> [What needs to be done]
Every entry below should be repeated exactly; the pictures should not.

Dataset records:
━━━━
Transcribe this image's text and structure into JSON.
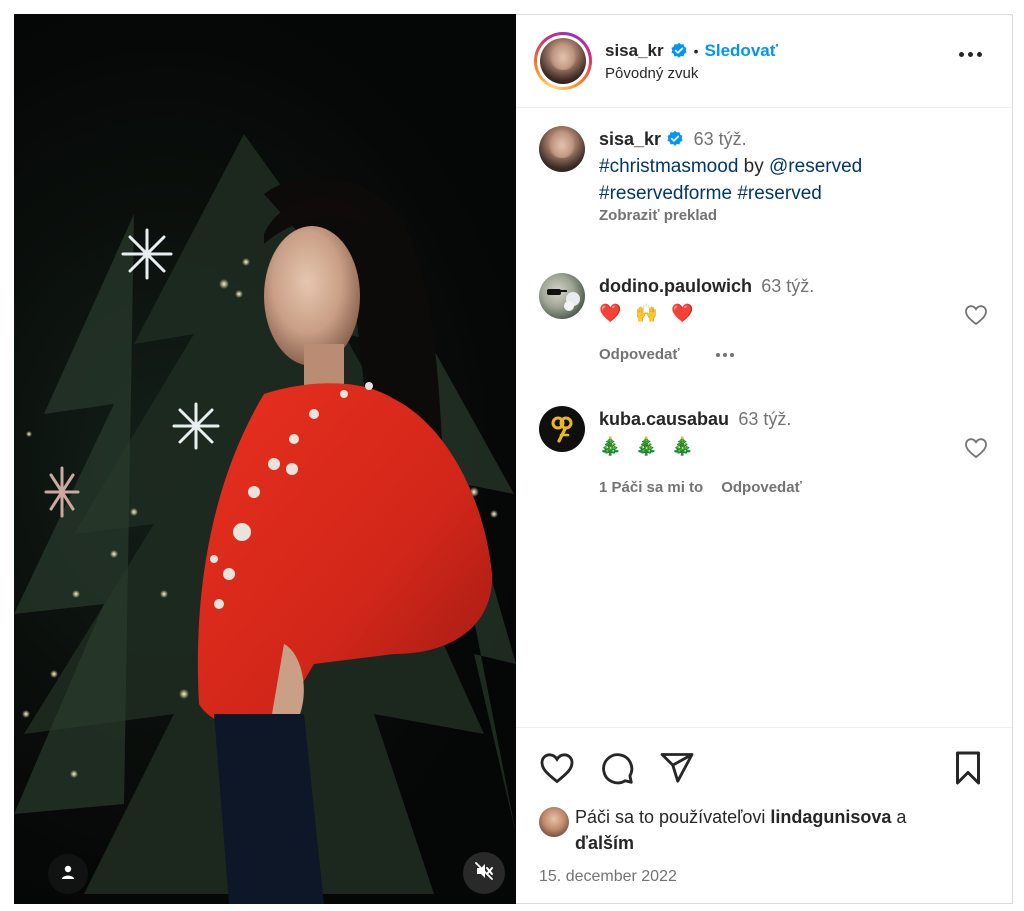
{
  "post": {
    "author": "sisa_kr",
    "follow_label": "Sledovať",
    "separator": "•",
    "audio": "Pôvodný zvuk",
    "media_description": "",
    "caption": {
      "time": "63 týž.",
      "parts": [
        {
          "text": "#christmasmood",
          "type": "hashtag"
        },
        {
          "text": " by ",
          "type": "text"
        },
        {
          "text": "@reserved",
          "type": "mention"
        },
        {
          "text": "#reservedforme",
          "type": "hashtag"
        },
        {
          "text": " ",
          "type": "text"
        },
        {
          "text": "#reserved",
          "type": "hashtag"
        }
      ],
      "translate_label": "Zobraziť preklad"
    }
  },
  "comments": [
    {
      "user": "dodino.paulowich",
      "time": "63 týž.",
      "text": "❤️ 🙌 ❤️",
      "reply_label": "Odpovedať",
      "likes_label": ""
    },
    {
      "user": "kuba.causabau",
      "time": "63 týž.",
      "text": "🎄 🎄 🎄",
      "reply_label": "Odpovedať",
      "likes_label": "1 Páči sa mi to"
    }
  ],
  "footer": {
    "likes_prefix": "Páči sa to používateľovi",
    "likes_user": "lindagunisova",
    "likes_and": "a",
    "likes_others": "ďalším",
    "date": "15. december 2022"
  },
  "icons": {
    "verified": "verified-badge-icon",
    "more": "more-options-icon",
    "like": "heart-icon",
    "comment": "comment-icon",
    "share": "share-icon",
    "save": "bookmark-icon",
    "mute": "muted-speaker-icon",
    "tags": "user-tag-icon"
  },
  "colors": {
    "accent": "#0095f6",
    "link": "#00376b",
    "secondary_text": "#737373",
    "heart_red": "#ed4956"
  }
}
━━━━
> [The response]
Transcribe this image's text and structure into JSON.
{
  "post": {
    "author": "sisa_kr",
    "follow_label": "Sledovať",
    "separator": "•",
    "audio": "Pôvodný zvuk",
    "media_description": "",
    "caption": {
      "time": "63 týž.",
      "parts": [
        {
          "text": "#christmasmood",
          "type": "hashtag"
        },
        {
          "text": " by ",
          "type": "text"
        },
        {
          "text": "@reserved",
          "type": "mention"
        },
        {
          "text": "#reservedforme",
          "type": "hashtag"
        },
        {
          "text": " ",
          "type": "text"
        },
        {
          "text": "#reserved",
          "type": "hashtag"
        }
      ],
      "translate_label": "Zobraziť preklad"
    }
  },
  "comments": [
    {
      "user": "dodino.paulowich",
      "time": "63 týž.",
      "text": "❤️ 🙌 ❤️",
      "reply_label": "Odpovedať",
      "likes_label": ""
    },
    {
      "user": "kuba.causabau",
      "time": "63 týž.",
      "text": "🎄 🎄 🎄",
      "reply_label": "Odpovedať",
      "likes_label": "1 Páči sa mi to"
    }
  ],
  "footer": {
    "likes_prefix": "Páči sa to používateľovi",
    "likes_user": "lindagunisova",
    "likes_and": "a",
    "likes_others": "ďalším",
    "date": "15. december 2022"
  },
  "icons": {
    "verified": "verified-badge-icon",
    "more": "more-options-icon",
    "like": "heart-icon",
    "comment": "comment-icon",
    "share": "share-icon",
    "save": "bookmark-icon",
    "mute": "muted-speaker-icon",
    "tags": "user-tag-icon"
  },
  "colors": {
    "accent": "#0095f6",
    "link": "#00376b",
    "secondary_text": "#737373",
    "heart_red": "#ed4956"
  }
}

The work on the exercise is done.